┌──

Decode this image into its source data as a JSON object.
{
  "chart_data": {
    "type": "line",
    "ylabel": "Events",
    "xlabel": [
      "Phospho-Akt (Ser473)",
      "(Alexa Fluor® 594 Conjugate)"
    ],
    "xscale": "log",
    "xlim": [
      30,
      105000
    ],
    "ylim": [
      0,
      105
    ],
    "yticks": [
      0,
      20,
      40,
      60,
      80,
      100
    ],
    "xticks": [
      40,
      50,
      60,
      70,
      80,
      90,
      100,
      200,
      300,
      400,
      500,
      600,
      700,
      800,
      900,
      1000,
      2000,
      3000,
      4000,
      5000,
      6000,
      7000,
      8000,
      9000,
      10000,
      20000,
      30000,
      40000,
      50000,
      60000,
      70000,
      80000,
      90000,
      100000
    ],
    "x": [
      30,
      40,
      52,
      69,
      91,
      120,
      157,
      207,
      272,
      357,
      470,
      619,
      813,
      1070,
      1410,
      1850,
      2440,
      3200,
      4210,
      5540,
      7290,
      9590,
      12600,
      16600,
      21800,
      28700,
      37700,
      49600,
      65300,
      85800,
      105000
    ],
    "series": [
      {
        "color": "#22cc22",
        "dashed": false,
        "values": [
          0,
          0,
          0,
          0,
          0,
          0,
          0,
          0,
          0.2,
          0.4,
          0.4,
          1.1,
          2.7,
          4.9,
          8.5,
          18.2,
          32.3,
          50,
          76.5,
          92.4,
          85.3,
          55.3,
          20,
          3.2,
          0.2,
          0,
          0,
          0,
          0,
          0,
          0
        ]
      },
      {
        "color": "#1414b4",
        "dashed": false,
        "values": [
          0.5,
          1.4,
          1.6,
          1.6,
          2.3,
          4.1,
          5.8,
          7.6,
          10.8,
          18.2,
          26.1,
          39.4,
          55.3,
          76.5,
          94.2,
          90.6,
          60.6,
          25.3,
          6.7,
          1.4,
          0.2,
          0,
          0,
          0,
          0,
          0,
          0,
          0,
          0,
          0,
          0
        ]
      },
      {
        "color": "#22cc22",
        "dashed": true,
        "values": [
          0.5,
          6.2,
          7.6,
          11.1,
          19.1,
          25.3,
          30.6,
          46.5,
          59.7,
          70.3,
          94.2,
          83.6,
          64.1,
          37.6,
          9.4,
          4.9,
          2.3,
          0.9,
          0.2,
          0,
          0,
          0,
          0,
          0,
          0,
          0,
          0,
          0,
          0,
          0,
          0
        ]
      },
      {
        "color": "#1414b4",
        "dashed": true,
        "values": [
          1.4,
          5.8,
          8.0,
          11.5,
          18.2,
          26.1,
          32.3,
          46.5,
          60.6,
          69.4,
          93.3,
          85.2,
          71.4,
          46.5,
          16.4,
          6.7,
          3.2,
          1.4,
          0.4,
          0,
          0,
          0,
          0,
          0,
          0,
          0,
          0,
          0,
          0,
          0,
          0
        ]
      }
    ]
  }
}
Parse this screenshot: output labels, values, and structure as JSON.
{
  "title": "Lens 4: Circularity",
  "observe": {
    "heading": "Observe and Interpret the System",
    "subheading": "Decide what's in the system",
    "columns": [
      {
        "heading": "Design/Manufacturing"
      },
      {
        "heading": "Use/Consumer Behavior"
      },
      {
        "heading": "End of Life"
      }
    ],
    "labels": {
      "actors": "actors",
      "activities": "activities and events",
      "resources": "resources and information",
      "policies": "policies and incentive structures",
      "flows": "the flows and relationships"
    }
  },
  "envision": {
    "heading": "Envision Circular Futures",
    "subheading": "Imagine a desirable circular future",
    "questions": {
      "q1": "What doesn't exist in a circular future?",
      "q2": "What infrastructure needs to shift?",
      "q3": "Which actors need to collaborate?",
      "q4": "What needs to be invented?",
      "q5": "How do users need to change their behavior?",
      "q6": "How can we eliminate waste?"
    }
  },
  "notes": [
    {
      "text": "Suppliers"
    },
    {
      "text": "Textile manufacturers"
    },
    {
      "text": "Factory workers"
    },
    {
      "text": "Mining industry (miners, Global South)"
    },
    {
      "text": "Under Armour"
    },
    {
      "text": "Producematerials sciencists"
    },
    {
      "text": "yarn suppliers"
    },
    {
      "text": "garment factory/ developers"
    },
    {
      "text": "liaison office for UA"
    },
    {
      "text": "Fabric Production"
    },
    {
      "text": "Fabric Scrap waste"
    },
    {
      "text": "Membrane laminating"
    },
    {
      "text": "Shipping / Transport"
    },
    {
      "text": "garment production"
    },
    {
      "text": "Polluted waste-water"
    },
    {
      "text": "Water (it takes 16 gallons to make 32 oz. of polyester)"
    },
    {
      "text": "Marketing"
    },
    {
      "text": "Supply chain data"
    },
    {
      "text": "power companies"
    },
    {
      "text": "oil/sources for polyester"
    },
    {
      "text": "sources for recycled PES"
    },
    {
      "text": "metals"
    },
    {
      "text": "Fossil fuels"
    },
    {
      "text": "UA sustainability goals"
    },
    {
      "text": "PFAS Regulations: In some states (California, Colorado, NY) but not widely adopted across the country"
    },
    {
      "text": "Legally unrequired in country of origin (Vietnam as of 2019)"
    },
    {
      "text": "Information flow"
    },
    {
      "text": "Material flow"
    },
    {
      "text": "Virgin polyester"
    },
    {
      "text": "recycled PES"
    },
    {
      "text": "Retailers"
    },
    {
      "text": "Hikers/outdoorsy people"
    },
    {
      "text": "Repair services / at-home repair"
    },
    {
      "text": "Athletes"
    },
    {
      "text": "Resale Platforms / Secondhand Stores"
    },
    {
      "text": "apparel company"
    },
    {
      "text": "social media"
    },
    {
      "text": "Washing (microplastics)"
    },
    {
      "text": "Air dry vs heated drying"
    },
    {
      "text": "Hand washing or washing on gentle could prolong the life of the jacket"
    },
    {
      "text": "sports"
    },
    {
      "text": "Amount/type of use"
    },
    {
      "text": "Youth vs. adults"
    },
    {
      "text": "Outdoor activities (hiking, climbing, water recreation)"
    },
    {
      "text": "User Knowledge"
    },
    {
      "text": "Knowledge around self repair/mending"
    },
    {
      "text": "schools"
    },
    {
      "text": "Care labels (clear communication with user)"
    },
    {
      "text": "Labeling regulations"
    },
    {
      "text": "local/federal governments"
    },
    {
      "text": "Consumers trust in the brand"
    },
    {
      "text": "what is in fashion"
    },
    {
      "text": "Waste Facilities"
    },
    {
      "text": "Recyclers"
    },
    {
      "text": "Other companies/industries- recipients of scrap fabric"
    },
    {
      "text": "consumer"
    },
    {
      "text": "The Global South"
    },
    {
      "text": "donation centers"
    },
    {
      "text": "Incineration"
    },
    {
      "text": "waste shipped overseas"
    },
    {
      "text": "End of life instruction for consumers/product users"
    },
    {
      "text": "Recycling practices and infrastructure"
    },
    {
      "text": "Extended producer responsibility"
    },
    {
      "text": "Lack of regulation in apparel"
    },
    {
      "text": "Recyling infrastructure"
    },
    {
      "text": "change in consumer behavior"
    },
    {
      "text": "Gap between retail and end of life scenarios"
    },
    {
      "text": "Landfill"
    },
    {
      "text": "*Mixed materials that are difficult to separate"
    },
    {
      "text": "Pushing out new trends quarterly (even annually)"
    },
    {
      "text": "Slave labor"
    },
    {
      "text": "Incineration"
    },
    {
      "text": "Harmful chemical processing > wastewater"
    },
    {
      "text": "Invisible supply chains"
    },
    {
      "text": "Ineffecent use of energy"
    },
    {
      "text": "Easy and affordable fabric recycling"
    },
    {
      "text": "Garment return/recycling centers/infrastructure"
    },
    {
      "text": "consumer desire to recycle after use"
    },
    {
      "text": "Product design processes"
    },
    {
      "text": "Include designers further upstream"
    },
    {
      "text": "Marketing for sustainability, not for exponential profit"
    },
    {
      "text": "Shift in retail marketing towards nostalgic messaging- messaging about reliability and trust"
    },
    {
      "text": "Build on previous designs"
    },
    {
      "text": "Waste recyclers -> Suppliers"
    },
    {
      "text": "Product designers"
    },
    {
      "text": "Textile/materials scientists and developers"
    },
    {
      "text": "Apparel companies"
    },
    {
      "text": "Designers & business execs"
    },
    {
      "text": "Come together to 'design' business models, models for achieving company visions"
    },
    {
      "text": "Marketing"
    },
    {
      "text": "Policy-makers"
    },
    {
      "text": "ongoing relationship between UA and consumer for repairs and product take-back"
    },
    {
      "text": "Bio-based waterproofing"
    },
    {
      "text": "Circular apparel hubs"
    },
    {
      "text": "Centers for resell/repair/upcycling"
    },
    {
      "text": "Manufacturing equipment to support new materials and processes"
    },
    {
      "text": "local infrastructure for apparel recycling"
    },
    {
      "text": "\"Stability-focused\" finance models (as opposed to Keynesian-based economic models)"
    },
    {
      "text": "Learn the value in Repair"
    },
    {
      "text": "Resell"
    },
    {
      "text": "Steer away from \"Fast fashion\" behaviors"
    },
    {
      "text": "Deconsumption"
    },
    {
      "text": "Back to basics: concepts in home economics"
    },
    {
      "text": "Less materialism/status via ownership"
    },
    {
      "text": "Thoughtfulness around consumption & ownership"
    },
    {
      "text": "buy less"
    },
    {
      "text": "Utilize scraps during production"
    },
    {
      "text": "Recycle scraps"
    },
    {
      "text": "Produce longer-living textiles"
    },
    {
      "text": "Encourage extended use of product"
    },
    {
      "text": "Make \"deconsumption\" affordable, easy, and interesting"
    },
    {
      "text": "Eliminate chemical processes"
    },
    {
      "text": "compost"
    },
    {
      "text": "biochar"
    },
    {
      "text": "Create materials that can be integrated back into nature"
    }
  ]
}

└──

Which lines above hold the word "needs"? Copy each of them.

      "q2": "What infrastructure needs to shift?",
      "q4": "What needs to be invented?",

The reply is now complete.